◆ **Requirements**
Pull each line containing "this" out of the data and copy it.

# Start of Record list

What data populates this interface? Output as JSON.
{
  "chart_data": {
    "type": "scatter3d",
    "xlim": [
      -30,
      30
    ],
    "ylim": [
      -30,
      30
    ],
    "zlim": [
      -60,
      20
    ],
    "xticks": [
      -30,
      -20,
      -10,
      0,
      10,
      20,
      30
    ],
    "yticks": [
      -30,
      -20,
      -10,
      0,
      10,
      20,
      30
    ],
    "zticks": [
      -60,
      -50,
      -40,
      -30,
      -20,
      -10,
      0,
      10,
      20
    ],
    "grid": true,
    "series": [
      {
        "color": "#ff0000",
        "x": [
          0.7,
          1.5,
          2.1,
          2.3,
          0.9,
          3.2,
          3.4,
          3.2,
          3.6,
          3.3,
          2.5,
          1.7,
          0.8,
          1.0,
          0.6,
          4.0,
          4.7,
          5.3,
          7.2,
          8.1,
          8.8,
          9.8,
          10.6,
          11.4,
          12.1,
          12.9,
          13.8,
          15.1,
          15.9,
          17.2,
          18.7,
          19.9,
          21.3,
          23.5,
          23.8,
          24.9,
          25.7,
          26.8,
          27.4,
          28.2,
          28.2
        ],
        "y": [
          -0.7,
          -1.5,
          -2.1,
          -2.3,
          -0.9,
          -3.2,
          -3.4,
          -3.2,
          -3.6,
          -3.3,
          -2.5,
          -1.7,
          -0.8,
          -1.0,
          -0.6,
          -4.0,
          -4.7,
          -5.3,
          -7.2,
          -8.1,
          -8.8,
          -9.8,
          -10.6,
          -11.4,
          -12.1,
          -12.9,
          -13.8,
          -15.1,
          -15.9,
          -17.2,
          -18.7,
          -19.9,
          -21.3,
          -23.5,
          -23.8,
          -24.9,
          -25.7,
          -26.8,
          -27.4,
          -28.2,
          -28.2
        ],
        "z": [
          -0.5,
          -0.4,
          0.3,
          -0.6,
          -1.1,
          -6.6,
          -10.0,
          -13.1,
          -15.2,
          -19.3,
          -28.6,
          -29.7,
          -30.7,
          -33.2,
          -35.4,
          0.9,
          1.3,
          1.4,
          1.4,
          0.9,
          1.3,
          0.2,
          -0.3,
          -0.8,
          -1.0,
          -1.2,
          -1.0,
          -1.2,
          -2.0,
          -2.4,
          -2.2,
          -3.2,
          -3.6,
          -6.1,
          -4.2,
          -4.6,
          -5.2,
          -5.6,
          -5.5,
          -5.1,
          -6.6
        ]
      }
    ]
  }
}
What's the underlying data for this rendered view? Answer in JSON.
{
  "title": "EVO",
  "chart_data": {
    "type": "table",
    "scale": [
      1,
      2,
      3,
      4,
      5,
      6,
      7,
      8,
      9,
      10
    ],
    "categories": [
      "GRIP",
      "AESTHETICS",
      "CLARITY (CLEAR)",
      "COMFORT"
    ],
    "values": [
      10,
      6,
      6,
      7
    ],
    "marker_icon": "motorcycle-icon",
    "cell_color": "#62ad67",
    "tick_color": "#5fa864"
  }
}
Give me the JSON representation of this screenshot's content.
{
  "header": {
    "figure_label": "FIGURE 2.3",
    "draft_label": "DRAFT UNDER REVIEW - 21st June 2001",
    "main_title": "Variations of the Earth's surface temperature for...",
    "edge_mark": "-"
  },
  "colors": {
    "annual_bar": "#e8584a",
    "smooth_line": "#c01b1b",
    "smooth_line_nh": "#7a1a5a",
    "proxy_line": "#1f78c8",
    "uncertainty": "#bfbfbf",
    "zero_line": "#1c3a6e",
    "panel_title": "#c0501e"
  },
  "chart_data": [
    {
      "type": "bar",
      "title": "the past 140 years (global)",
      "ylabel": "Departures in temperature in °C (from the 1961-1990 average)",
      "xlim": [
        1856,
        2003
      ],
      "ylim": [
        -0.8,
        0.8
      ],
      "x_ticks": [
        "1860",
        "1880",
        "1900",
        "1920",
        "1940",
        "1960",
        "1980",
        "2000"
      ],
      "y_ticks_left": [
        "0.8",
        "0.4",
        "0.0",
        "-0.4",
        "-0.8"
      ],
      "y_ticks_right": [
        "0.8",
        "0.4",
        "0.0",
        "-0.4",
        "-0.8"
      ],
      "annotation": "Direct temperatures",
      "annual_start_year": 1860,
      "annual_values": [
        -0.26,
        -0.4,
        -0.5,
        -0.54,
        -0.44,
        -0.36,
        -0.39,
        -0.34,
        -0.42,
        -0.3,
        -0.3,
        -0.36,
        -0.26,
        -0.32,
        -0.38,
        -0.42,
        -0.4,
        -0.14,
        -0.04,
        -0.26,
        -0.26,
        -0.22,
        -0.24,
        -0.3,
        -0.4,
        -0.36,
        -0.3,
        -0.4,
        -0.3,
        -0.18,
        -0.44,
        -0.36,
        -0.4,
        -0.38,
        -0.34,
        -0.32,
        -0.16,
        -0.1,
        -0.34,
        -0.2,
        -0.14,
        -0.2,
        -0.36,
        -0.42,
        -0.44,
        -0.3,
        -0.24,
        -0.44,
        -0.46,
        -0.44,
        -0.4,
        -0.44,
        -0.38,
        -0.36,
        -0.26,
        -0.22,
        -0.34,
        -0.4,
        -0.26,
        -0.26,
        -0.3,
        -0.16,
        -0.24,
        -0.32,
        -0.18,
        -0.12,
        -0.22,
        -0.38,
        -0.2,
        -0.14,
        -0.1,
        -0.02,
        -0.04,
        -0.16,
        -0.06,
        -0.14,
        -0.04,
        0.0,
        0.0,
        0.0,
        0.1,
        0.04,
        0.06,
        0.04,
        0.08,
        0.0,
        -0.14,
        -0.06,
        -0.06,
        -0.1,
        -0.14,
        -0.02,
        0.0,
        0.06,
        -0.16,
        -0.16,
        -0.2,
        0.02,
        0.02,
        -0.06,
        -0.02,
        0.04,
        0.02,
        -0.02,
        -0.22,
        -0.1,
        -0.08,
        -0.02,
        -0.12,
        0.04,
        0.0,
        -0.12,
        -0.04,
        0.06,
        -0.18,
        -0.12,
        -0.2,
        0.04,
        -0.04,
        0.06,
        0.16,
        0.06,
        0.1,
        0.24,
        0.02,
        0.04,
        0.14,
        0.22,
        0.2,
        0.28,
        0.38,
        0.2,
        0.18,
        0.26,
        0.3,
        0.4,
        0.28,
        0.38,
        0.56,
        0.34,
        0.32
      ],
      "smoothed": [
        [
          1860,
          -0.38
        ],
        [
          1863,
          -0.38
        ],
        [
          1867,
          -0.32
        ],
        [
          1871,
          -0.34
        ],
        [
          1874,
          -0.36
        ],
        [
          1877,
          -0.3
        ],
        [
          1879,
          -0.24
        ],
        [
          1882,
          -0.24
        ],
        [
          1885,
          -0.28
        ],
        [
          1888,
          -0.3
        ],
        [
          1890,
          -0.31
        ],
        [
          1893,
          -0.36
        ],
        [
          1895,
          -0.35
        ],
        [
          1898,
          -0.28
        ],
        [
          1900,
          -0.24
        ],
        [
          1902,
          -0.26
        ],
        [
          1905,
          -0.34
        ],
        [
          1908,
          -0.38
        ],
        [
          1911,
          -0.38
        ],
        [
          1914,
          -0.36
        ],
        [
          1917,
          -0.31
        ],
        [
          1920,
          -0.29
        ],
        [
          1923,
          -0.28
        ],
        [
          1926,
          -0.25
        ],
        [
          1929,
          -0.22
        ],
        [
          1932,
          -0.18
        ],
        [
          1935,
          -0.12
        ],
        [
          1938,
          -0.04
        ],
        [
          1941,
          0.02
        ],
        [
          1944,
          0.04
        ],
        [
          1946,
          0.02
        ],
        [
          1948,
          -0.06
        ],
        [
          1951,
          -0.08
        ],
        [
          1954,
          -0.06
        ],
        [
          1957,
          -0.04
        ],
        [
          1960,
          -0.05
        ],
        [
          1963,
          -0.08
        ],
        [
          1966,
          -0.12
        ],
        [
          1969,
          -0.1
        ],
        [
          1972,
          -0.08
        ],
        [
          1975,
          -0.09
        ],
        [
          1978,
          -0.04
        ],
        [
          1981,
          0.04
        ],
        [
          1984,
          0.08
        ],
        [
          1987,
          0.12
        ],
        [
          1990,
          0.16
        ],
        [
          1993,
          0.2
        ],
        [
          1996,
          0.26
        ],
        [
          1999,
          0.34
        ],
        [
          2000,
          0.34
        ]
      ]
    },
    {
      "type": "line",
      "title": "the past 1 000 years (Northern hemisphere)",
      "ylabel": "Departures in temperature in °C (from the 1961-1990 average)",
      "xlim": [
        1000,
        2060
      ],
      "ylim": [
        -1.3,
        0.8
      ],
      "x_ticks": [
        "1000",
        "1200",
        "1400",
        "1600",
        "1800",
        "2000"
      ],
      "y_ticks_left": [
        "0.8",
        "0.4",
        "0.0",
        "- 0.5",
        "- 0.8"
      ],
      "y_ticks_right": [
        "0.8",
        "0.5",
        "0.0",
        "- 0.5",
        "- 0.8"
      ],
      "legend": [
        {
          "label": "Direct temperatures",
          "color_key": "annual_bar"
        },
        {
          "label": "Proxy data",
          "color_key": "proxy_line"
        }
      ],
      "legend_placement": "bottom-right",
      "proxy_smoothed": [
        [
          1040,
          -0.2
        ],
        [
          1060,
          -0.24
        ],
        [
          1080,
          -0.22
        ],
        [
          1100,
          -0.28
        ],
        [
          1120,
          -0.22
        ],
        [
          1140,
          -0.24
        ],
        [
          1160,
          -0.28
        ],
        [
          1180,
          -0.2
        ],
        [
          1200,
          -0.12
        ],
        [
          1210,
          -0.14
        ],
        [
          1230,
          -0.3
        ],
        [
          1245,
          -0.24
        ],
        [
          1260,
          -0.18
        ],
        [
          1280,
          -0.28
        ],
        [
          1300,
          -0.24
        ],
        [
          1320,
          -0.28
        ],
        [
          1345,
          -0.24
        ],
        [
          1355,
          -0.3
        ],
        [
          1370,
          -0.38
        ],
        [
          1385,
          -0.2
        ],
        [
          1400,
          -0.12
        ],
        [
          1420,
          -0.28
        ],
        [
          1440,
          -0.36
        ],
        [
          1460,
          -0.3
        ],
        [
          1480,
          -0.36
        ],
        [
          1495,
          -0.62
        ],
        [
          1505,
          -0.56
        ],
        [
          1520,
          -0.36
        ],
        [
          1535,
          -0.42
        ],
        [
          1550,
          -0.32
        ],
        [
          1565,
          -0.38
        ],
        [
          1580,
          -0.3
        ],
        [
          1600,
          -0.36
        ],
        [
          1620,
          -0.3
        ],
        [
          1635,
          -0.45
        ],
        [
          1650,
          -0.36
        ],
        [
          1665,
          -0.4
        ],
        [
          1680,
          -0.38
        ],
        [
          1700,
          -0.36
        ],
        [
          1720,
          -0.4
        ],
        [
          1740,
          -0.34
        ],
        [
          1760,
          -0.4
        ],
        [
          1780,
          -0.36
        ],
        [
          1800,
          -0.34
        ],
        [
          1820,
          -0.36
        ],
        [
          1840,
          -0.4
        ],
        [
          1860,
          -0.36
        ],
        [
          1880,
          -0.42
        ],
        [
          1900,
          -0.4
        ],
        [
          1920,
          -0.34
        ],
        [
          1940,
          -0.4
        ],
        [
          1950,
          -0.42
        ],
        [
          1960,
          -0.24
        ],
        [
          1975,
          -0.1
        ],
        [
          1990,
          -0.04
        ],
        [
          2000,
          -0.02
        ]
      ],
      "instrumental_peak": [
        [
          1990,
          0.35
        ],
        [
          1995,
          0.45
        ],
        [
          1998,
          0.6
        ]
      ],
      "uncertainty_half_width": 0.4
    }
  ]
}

# End of Record list

◆ **Response below**
What data populates this interface? Output as JSON.
What's the underlying data for this rendered view? Answer in JSON.
Give me the JSON representation of this screenshot's content.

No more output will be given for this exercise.